▸ TASK DIRECTIONS
Filter this material down to the lines that hold "name", copying each one.
>> start RECORDED INFORMATION
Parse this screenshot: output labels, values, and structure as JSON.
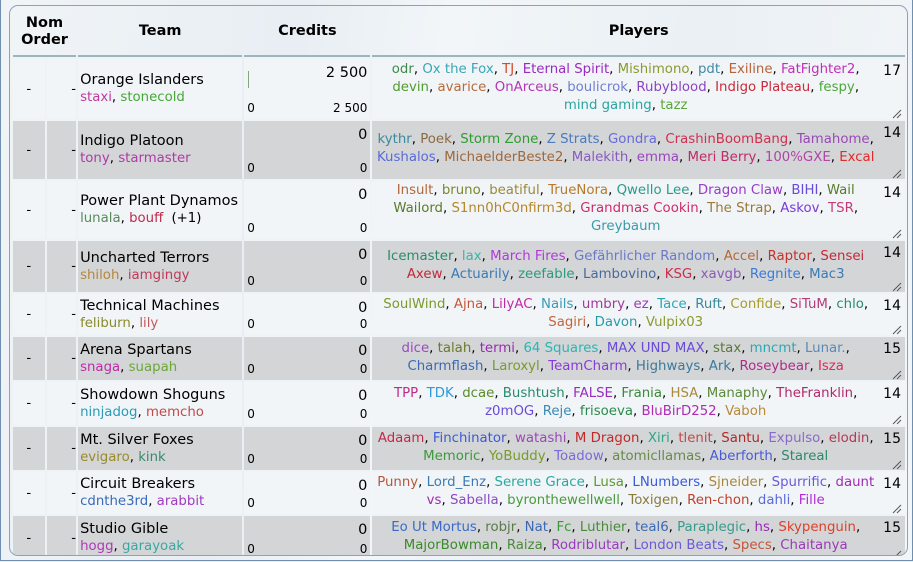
{
  "header": {
    "nom_order": "Nom Order",
    "nom_line1": "Nom",
    "nom_line2": "Order",
    "team": "Team",
    "credits": "Credits",
    "players": "Players"
  },
  "teams": [
    {
      "nom": "-",
      "order": "-",
      "name": "Orange Islanders",
      "managers": [
        {
          "n": "staxi",
          "c": "#c0399f"
        },
        {
          "n": "stonecold",
          "c": "#45a835"
        }
      ],
      "managers_extra": "",
      "credits": "2 500",
      "credits_spent": "0",
      "credits_left": "2 500",
      "count": "17",
      "players": [
        {
          "n": "odr",
          "c": "#3e8a4a"
        },
        {
          "n": "Ox the Fox",
          "c": "#3aa6b5"
        },
        {
          "n": "TJ",
          "c": "#d24b2a"
        },
        {
          "n": "Eternal Spirit",
          "c": "#9a2bc0"
        },
        {
          "n": "Mishimono",
          "c": "#8a9a2e"
        },
        {
          "n": "pdt",
          "c": "#3f8aa6"
        },
        {
          "n": "Exiline",
          "c": "#b5643a"
        },
        {
          "n": "FatFighter2",
          "c": "#c12fb8"
        },
        {
          "n": "devin",
          "c": "#4f9c2e"
        },
        {
          "n": "avarice",
          "c": "#b56b3a"
        },
        {
          "n": "OnArceus",
          "c": "#b236b5"
        },
        {
          "n": "boulicrok",
          "c": "#6f7fcf"
        },
        {
          "n": "Rubyblood",
          "c": "#8c44c2"
        },
        {
          "n": "Indigo Plateau",
          "c": "#c92b3a"
        },
        {
          "n": "fespy",
          "c": "#4fa63a"
        },
        {
          "n": "mind gaming",
          "c": "#2aa5a0"
        },
        {
          "n": "tazz",
          "c": "#5aa83a"
        }
      ]
    },
    {
      "nom": "-",
      "order": "-",
      "name": "Indigo Platoon",
      "managers": [
        {
          "n": "tony",
          "c": "#b03aa6"
        },
        {
          "n": "starmaster",
          "c": "#b03aa6"
        }
      ],
      "managers_extra": "",
      "credits": "0",
      "credits_spent": "0",
      "credits_left": "0",
      "count": "14",
      "players": [
        {
          "n": "kythr",
          "c": "#3a8aa0"
        },
        {
          "n": "Poek",
          "c": "#8a6a45"
        },
        {
          "n": "Storm Zone",
          "c": "#2f9c2f"
        },
        {
          "n": "Z Strats",
          "c": "#4a7ac0"
        },
        {
          "n": "Gondra",
          "c": "#6a6ad8"
        },
        {
          "n": "CrashinBoomBang",
          "c": "#d0304f"
        },
        {
          "n": "Tamahome",
          "c": "#9a4ab5"
        },
        {
          "n": "Kushalos",
          "c": "#5a6ad8"
        },
        {
          "n": "MichaelderBeste2",
          "c": "#a0673a"
        },
        {
          "n": "Malekith",
          "c": "#8a5ac0"
        },
        {
          "n": "emma",
          "c": "#9a44c0"
        },
        {
          "n": "Meri Berry",
          "c": "#c02a6a"
        },
        {
          "n": "100%GXE",
          "c": "#b044a8"
        },
        {
          "n": "Excal",
          "c": "#e02a2a"
        }
      ]
    },
    {
      "nom": "-",
      "order": "-",
      "name": "Power Plant Dynamos",
      "managers": [
        {
          "n": "lunala",
          "c": "#5a8a5a"
        },
        {
          "n": "bouff",
          "c": "#c02a4a"
        }
      ],
      "managers_extra": "(+1)",
      "credits": "0",
      "credits_spent": "0",
      "credits_left": "0",
      "count": "14",
      "players": [
        {
          "n": "Insult",
          "c": "#b5673a"
        },
        {
          "n": "bruno",
          "c": "#7a8a2a"
        },
        {
          "n": "beatiful",
          "c": "#9a8a3a"
        },
        {
          "n": "TrueNora",
          "c": "#b57a2a"
        },
        {
          "n": "Qwello Lee",
          "c": "#2a9a8a"
        },
        {
          "n": "Dragon Claw",
          "c": "#9a3ac8"
        },
        {
          "n": "BIHI",
          "c": "#6a4ad8"
        },
        {
          "n": "Wail Wailord",
          "c": "#5a7a2a"
        },
        {
          "n": "S1nn0hC0nfirm3d",
          "c": "#b5872a"
        },
        {
          "n": "Grandmas Cookin",
          "c": "#d02a6a"
        },
        {
          "n": "The Strap",
          "c": "#9a7a3a"
        },
        {
          "n": "Askov",
          "c": "#7a3ad8"
        },
        {
          "n": "TSR",
          "c": "#c83a7a"
        },
        {
          "n": "Greybaum",
          "c": "#3a9aa8"
        }
      ]
    },
    {
      "nom": "-",
      "order": "-",
      "name": "Uncharted Terrors",
      "managers": [
        {
          "n": "shiloh",
          "c": "#b5873a"
        },
        {
          "n": "iamgingy",
          "c": "#c03a5a"
        }
      ],
      "managers_extra": "",
      "credits": "0",
      "credits_spent": "0",
      "credits_left": "0",
      "count": "14",
      "players": [
        {
          "n": "Icemaster",
          "c": "#2a8a6a"
        },
        {
          "n": "lax",
          "c": "#3ab5a8"
        },
        {
          "n": "March Fires",
          "c": "#b03ad8"
        },
        {
          "n": "Gefährlicher Random",
          "c": "#6a7ac8"
        },
        {
          "n": "Accel",
          "c": "#b5673a"
        },
        {
          "n": "Raptor",
          "c": "#c8302a"
        },
        {
          "n": "Sensei Axew",
          "c": "#c02a3a"
        },
        {
          "n": "Actuarily",
          "c": "#3a7ab5"
        },
        {
          "n": "zeefable",
          "c": "#2a9a7a"
        },
        {
          "n": "Lambovino",
          "c": "#4a6a9a"
        },
        {
          "n": "KSG",
          "c": "#d02a4a"
        },
        {
          "n": "xavgb",
          "c": "#8a5ab5"
        },
        {
          "n": "Regnite",
          "c": "#3a7ad8"
        },
        {
          "n": "Mac3",
          "c": "#3a7ab5"
        }
      ]
    },
    {
      "nom": "-",
      "order": "-",
      "name": "Technical Machines",
      "managers": [
        {
          "n": "feliburn",
          "c": "#8a8a2a"
        },
        {
          "n": "lily",
          "c": "#c05a5a"
        }
      ],
      "managers_extra": "",
      "credits": "0",
      "credits_spent": "0",
      "credits_left": "0",
      "count": "14",
      "players": [
        {
          "n": "SoulWind",
          "c": "#7a9a2a"
        },
        {
          "n": "Ajna",
          "c": "#c8573a"
        },
        {
          "n": "LilyAC",
          "c": "#c02aa8"
        },
        {
          "n": "Nails",
          "c": "#3a9ab5"
        },
        {
          "n": "umbry",
          "c": "#a03a9a"
        },
        {
          "n": "ez",
          "c": "#9a3ab5"
        },
        {
          "n": "Tace",
          "c": "#2aa8b5"
        },
        {
          "n": "Ruft",
          "c": "#3a8a9a"
        },
        {
          "n": "Confide",
          "c": "#a89a2a"
        },
        {
          "n": "SiTuM",
          "c": "#b53a7a"
        },
        {
          "n": "chlo",
          "c": "#2a8a6a"
        },
        {
          "n": "Sagiri",
          "c": "#c0673a"
        },
        {
          "n": "Davon",
          "c": "#2a9aa8"
        },
        {
          "n": "Vulpix03",
          "c": "#8a9a2a"
        }
      ]
    },
    {
      "nom": "-",
      "order": "-",
      "name": "Arena Spartans",
      "managers": [
        {
          "n": "snaga",
          "c": "#c02aa8"
        },
        {
          "n": "suapah",
          "c": "#6aa83a"
        }
      ],
      "managers_extra": "",
      "credits": "0",
      "credits_spent": "0",
      "credits_left": "0",
      "count": "15",
      "players": [
        {
          "n": "dice",
          "c": "#9a4ac0"
        },
        {
          "n": "talah",
          "c": "#6a7a2a"
        },
        {
          "n": "termi",
          "c": "#9a2ab5"
        },
        {
          "n": "64 Squares",
          "c": "#2ab5b5"
        },
        {
          "n": "MAX UND MAX",
          "c": "#6a4ad8"
        },
        {
          "n": "stax",
          "c": "#5a7a3a"
        },
        {
          "n": "mncmt",
          "c": "#2aa8b5"
        },
        {
          "n": "Lunar.",
          "c": "#5a8ab5"
        },
        {
          "n": "Charmflash",
          "c": "#3a6ab5"
        },
        {
          "n": "Laroxyl",
          "c": "#7a9a2a"
        },
        {
          "n": "TeamCharm",
          "c": "#8a3ad8"
        },
        {
          "n": "Highways",
          "c": "#3a7a9a"
        },
        {
          "n": "Ark",
          "c": "#3a7a9a"
        },
        {
          "n": "Roseybear",
          "c": "#b02a8a"
        },
        {
          "n": "Isza",
          "c": "#e02a5a"
        }
      ]
    },
    {
      "nom": "-",
      "order": "-",
      "name": "Showdown Shoguns",
      "managers": [
        {
          "n": "ninjadog",
          "c": "#2a9ab5"
        },
        {
          "n": "memcho",
          "c": "#c04a4a"
        }
      ],
      "managers_extra": "",
      "credits": "0",
      "credits_spent": "0",
      "credits_left": "0",
      "count": "14",
      "players": [
        {
          "n": "TPP",
          "c": "#c02a8a"
        },
        {
          "n": "TDK",
          "c": "#2a9ad8"
        },
        {
          "n": "dcae",
          "c": "#5a8a2a"
        },
        {
          "n": "Bushtush",
          "c": "#2a8a6a"
        },
        {
          "n": "FALSE",
          "c": "#9a2ac0"
        },
        {
          "n": "Frania",
          "c": "#3a8a3a"
        },
        {
          "n": "HSA",
          "c": "#a88a3a"
        },
        {
          "n": "Manaphy",
          "c": "#5a8a3a"
        },
        {
          "n": "TheFranklin",
          "c": "#b02a6a"
        },
        {
          "n": "z0mOG",
          "c": "#6a4ad8"
        },
        {
          "n": "Reje",
          "c": "#3a8ab5"
        },
        {
          "n": "frisoeva",
          "c": "#2a8a4a"
        },
        {
          "n": "BluBirD252",
          "c": "#b02ab5"
        },
        {
          "n": "Vaboh",
          "c": "#b58a3a"
        }
      ]
    },
    {
      "nom": "-",
      "order": "-",
      "name": "Mt. Silver Foxes",
      "managers": [
        {
          "n": "evigaro",
          "c": "#9a8a2a"
        },
        {
          "n": "kink",
          "c": "#3a8a6a"
        }
      ],
      "managers_extra": "",
      "credits": "0",
      "credits_spent": "0",
      "credits_left": "0",
      "count": "15",
      "players": [
        {
          "n": "Adaam",
          "c": "#c02a4a"
        },
        {
          "n": "Finchinator",
          "c": "#3a5ad8"
        },
        {
          "n": "watashi",
          "c": "#9a4ab5"
        },
        {
          "n": "M Dragon",
          "c": "#c02a2a"
        },
        {
          "n": "Xiri",
          "c": "#2aa88a"
        },
        {
          "n": "tlenit",
          "c": "#c04a4a"
        },
        {
          "n": "Santu",
          "c": "#b02a2a"
        },
        {
          "n": "Expulso",
          "c": "#8a6ac8"
        },
        {
          "n": "elodin",
          "c": "#b03a5a"
        },
        {
          "n": "Memoric",
          "c": "#3a9a3a"
        },
        {
          "n": "YoBuddy",
          "c": "#7a9a2a"
        },
        {
          "n": "Toadow",
          "c": "#7a6ad8"
        },
        {
          "n": "atomicllamas",
          "c": "#6a8a4a"
        },
        {
          "n": "Aberforth",
          "c": "#4a5ad8"
        },
        {
          "n": "Stareal",
          "c": "#2a8a6a"
        }
      ]
    },
    {
      "nom": "-",
      "order": "-",
      "name": "Circuit Breakers",
      "managers": [
        {
          "n": "cdnthe3rd",
          "c": "#3a6ab5"
        },
        {
          "n": "arabbit",
          "c": "#a03ac0"
        }
      ],
      "managers_extra": "",
      "credits": "0",
      "credits_spent": "0",
      "credits_left": "0",
      "count": "14",
      "players": [
        {
          "n": "Punny",
          "c": "#b5573a"
        },
        {
          "n": "Lord_Enz",
          "c": "#3a7ab5"
        },
        {
          "n": "Serene Grace",
          "c": "#2aa8a0"
        },
        {
          "n": "Lusa",
          "c": "#5a9a2a"
        },
        {
          "n": "LNumbers",
          "c": "#3a5ad8"
        },
        {
          "n": "Sjneider",
          "c": "#a8873a"
        },
        {
          "n": "Spurrific",
          "c": "#6a5ad8"
        },
        {
          "n": "daunt vs",
          "c": "#a02ab5"
        },
        {
          "n": "Sabella",
          "c": "#8a4ac0"
        },
        {
          "n": "byronthewellwell",
          "c": "#4a9a3a"
        },
        {
          "n": "Toxigen",
          "c": "#8a7a3a"
        },
        {
          "n": "Ren-chon",
          "c": "#c0402a"
        },
        {
          "n": "dahli",
          "c": "#5a6ad8"
        },
        {
          "n": "Fille",
          "c": "#b02ad8"
        }
      ]
    },
    {
      "nom": "-",
      "order": "-",
      "name": "Studio Gible",
      "managers": [
        {
          "n": "hogg",
          "c": "#b03ab5"
        },
        {
          "n": "garayoak",
          "c": "#3aa8a0"
        }
      ],
      "managers_extra": "",
      "credits": "0",
      "credits_spent": "0",
      "credits_left": "0",
      "count": "15",
      "players": [
        {
          "n": "Eo Ut Mortus",
          "c": "#3a6ac8"
        },
        {
          "n": "robjr",
          "c": "#5a7a4a"
        },
        {
          "n": "Nat",
          "c": "#3a6ab5"
        },
        {
          "n": "Fc",
          "c": "#3a9a3a"
        },
        {
          "n": "Luthier",
          "c": "#4a8a3a"
        },
        {
          "n": "teal6",
          "c": "#3a6ab5"
        },
        {
          "n": "Paraplegic",
          "c": "#3a9a8a"
        },
        {
          "n": "hs",
          "c": "#9a2ab5"
        },
        {
          "n": "Skypenguin",
          "c": "#e0402a"
        },
        {
          "n": "MajorBowman",
          "c": "#3a8a2a"
        },
        {
          "n": "Raiza",
          "c": "#4a8a3a"
        },
        {
          "n": "Rodriblutar",
          "c": "#9a3ac0"
        },
        {
          "n": "London Beats",
          "c": "#6a5ad8"
        },
        {
          "n": "Specs",
          "c": "#c0573a"
        },
        {
          "n": "Chaitanya",
          "c": "#9a3ab5"
        }
      ]
    }
  ]
}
>> end RECORDED INFORMATION
▸ REPLY
      "name": "Orange Islanders",
      "name": "Indigo Platoon",
      "name": "Power Plant Dynamos",
      "name": "Uncharted Terrors",
      "name": "Technical Machines",
      "name": "Arena Spartans",
      "name": "Showdown Shoguns",
      "name": "Mt. Silver Foxes",
      "name": "Circuit Breakers",
      "name": "Studio Gible",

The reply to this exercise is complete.